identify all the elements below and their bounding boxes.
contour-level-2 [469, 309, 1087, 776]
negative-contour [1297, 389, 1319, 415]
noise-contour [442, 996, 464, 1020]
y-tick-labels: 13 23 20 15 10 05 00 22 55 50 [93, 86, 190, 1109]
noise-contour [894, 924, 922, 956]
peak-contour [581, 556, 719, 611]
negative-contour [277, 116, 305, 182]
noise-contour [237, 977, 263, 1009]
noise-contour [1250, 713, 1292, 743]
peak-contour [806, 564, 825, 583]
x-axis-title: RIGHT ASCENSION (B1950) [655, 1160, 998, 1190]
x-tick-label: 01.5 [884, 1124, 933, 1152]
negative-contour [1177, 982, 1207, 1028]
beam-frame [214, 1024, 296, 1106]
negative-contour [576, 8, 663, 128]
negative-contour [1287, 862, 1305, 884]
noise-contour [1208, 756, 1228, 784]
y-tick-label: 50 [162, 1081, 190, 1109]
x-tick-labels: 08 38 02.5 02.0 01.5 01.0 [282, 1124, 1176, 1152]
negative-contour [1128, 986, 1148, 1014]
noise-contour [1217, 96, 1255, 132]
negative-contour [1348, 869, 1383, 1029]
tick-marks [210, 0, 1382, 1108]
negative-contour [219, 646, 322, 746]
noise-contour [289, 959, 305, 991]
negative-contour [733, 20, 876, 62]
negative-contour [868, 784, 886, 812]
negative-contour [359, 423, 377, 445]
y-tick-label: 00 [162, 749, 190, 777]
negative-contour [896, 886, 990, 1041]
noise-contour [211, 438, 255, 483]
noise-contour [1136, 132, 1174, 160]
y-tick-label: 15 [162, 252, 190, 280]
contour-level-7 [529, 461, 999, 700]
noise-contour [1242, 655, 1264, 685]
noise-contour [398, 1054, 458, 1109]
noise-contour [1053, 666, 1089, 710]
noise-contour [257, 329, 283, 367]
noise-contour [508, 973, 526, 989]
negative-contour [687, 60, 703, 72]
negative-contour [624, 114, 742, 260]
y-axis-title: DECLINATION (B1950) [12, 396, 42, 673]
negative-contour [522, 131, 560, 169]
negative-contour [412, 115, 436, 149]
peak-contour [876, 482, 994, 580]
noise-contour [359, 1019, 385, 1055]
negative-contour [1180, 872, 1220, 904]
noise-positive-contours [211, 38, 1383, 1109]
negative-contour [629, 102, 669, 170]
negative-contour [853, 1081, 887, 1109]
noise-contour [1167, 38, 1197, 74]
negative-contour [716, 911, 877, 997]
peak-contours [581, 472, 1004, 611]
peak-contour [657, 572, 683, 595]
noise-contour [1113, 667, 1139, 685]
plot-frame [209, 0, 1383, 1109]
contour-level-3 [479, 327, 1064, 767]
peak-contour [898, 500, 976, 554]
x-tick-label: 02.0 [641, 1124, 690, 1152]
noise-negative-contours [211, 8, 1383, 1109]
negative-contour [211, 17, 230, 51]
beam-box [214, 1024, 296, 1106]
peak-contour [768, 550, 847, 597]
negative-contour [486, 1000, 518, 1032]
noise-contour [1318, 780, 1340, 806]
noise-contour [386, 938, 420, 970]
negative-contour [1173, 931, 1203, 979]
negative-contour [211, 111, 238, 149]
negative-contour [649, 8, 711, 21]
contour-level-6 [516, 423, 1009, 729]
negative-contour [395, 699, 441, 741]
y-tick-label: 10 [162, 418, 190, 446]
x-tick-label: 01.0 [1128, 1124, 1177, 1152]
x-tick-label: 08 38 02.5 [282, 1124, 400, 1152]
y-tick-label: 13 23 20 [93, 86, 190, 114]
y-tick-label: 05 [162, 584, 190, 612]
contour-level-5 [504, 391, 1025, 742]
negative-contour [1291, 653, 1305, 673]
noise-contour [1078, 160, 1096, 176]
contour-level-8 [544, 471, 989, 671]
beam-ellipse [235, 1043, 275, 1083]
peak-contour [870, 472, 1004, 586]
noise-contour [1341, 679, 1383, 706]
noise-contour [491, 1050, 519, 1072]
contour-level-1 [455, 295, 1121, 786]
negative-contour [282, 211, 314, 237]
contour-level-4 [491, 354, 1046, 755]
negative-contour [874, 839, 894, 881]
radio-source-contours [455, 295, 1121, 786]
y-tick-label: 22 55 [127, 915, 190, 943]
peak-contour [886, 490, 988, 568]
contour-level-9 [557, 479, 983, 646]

:: TASK DIRECTIONS ::
List each line of the data above that contains the string "labels", treating uppercase and lowercase as different.

:: SOLUTION TO THE EXERCISE ::
y-tick-labels: 13 23 20 15 10 05 00 22 55 50 [93, 86, 190, 1109]
x-tick-labels: 08 38 02.5 02.0 01.5 01.0 [282, 1124, 1176, 1152]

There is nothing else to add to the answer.